GIVEN INSTRUCTION: Quote all of the data exactly as given. Skip every picture it contains.

Records from a dataset
####

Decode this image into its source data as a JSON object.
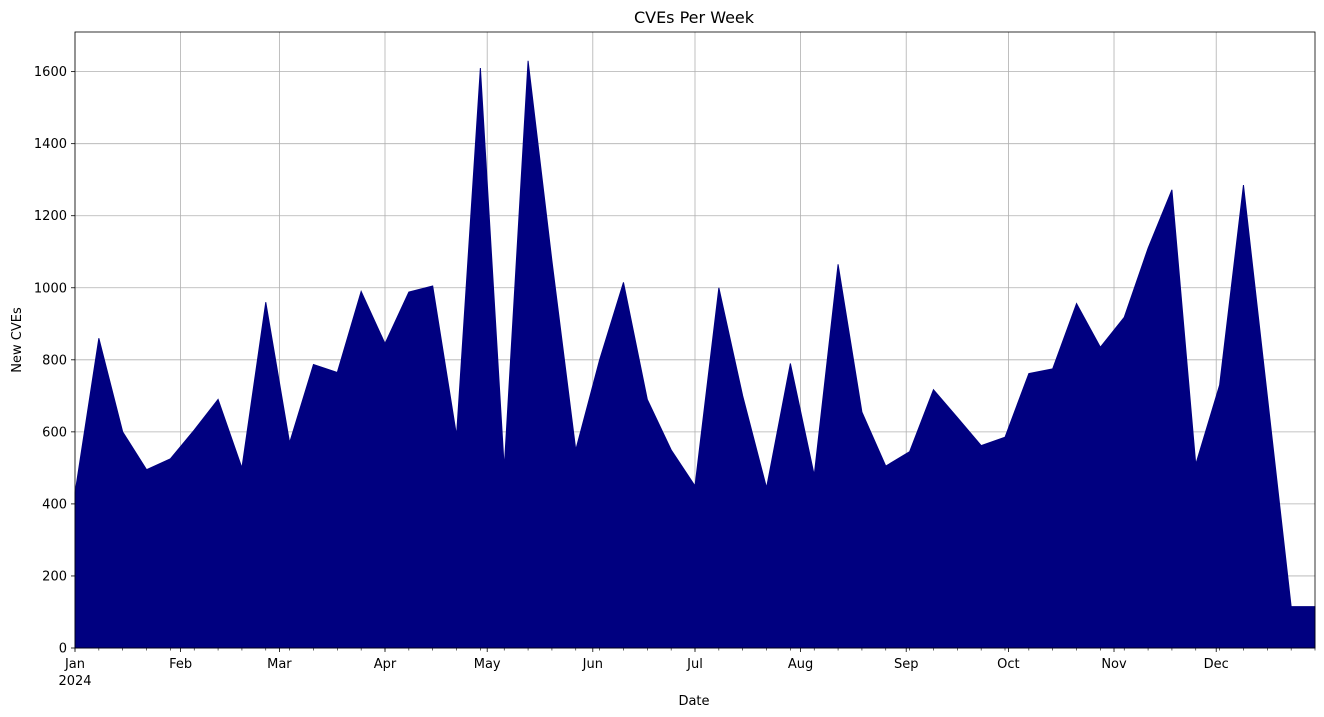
{
  "chart_data": {
    "type": "area",
    "title": "CVEs Per Week",
    "xlabel": "Date",
    "ylabel": "New CVEs",
    "year_label": "2024",
    "fill_color": "#000080",
    "grid": true,
    "xlim": [
      "2024-01-01",
      "2024-12-30"
    ],
    "ylim": [
      0,
      1710
    ],
    "y_ticks": [
      0,
      200,
      400,
      600,
      800,
      1000,
      1200,
      1400,
      1600
    ],
    "x_ticks": [
      {
        "date": "2024-01-01",
        "label": "Jan"
      },
      {
        "date": "2024-02-01",
        "label": "Feb"
      },
      {
        "date": "2024-03-01",
        "label": "Mar"
      },
      {
        "date": "2024-04-01",
        "label": "Apr"
      },
      {
        "date": "2024-05-01",
        "label": "May"
      },
      {
        "date": "2024-06-01",
        "label": "Jun"
      },
      {
        "date": "2024-07-01",
        "label": "Jul"
      },
      {
        "date": "2024-08-01",
        "label": "Aug"
      },
      {
        "date": "2024-09-01",
        "label": "Sep"
      },
      {
        "date": "2024-10-01",
        "label": "Oct"
      },
      {
        "date": "2024-11-01",
        "label": "Nov"
      },
      {
        "date": "2024-12-01",
        "label": "Dec"
      }
    ],
    "series": [
      {
        "x": [
          "2024-01-01",
          "2024-01-08",
          "2024-01-15",
          "2024-01-22",
          "2024-01-29",
          "2024-02-05",
          "2024-02-12",
          "2024-02-19",
          "2024-02-26",
          "2024-03-04",
          "2024-03-11",
          "2024-03-18",
          "2024-03-25",
          "2024-04-01",
          "2024-04-08",
          "2024-04-15",
          "2024-04-22",
          "2024-04-29",
          "2024-05-06",
          "2024-05-13",
          "2024-05-20",
          "2024-05-27",
          "2024-06-03",
          "2024-06-10",
          "2024-06-17",
          "2024-06-24",
          "2024-07-01",
          "2024-07-08",
          "2024-07-15",
          "2024-07-22",
          "2024-07-29",
          "2024-08-05",
          "2024-08-12",
          "2024-08-19",
          "2024-08-26",
          "2024-09-02",
          "2024-09-09",
          "2024-09-16",
          "2024-09-23",
          "2024-09-30",
          "2024-10-07",
          "2024-10-14",
          "2024-10-21",
          "2024-10-28",
          "2024-11-04",
          "2024-11-11",
          "2024-11-18",
          "2024-11-25",
          "2024-12-02",
          "2024-12-09",
          "2024-12-16",
          "2024-12-23",
          "2024-12-30"
        ],
        "y": [
          430,
          860,
          600,
          495,
          525,
          605,
          690,
          500,
          960,
          570,
          787,
          765,
          990,
          845,
          988,
          1005,
          590,
          1610,
          500,
          1630,
          1075,
          550,
          800,
          1015,
          690,
          550,
          450,
          1000,
          700,
          445,
          790,
          480,
          1065,
          655,
          505,
          545,
          717,
          640,
          562,
          585,
          762,
          775,
          956,
          835,
          918,
          1110,
          1272,
          510,
          730,
          1285,
          700,
          115,
          115
        ]
      }
    ]
  }
}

####

COMPLETED EXERCISE:
Decode this image into its source data as a JSON object.
{
  "chart_data": {
    "type": "area",
    "title": "CVEs Per Week",
    "xlabel": "Date",
    "ylabel": "New CVEs",
    "year_label": "2024",
    "fill_color": "#000080",
    "grid": true,
    "xlim": [
      "2024-01-01",
      "2024-12-30"
    ],
    "ylim": [
      0,
      1710
    ],
    "y_ticks": [
      0,
      200,
      400,
      600,
      800,
      1000,
      1200,
      1400,
      1600
    ],
    "x_ticks": [
      {
        "date": "2024-01-01",
        "label": "Jan"
      },
      {
        "date": "2024-02-01",
        "label": "Feb"
      },
      {
        "date": "2024-03-01",
        "label": "Mar"
      },
      {
        "date": "2024-04-01",
        "label": "Apr"
      },
      {
        "date": "2024-05-01",
        "label": "May"
      },
      {
        "date": "2024-06-01",
        "label": "Jun"
      },
      {
        "date": "2024-07-01",
        "label": "Jul"
      },
      {
        "date": "2024-08-01",
        "label": "Aug"
      },
      {
        "date": "2024-09-01",
        "label": "Sep"
      },
      {
        "date": "2024-10-01",
        "label": "Oct"
      },
      {
        "date": "2024-11-01",
        "label": "Nov"
      },
      {
        "date": "2024-12-01",
        "label": "Dec"
      }
    ],
    "series": [
      {
        "x": [
          "2024-01-01",
          "2024-01-08",
          "2024-01-15",
          "2024-01-22",
          "2024-01-29",
          "2024-02-05",
          "2024-02-12",
          "2024-02-19",
          "2024-02-26",
          "2024-03-04",
          "2024-03-11",
          "2024-03-18",
          "2024-03-25",
          "2024-04-01",
          "2024-04-08",
          "2024-04-15",
          "2024-04-22",
          "2024-04-29",
          "2024-05-06",
          "2024-05-13",
          "2024-05-20",
          "2024-05-27",
          "2024-06-03",
          "2024-06-10",
          "2024-06-17",
          "2024-06-24",
          "2024-07-01",
          "2024-07-08",
          "2024-07-15",
          "2024-07-22",
          "2024-07-29",
          "2024-08-05",
          "2024-08-12",
          "2024-08-19",
          "2024-08-26",
          "2024-09-02",
          "2024-09-09",
          "2024-09-16",
          "2024-09-23",
          "2024-09-30",
          "2024-10-07",
          "2024-10-14",
          "2024-10-21",
          "2024-10-28",
          "2024-11-04",
          "2024-11-11",
          "2024-11-18",
          "2024-11-25",
          "2024-12-02",
          "2024-12-09",
          "2024-12-16",
          "2024-12-23",
          "2024-12-30"
        ],
        "y": [
          430,
          860,
          600,
          495,
          525,
          605,
          690,
          500,
          960,
          570,
          787,
          765,
          990,
          845,
          988,
          1005,
          590,
          1610,
          500,
          1630,
          1075,
          550,
          800,
          1015,
          690,
          550,
          450,
          1000,
          700,
          445,
          790,
          480,
          1065,
          655,
          505,
          545,
          717,
          640,
          562,
          585,
          762,
          775,
          956,
          835,
          918,
          1110,
          1272,
          510,
          730,
          1285,
          700,
          115,
          115
        ]
      }
    ]
  }
}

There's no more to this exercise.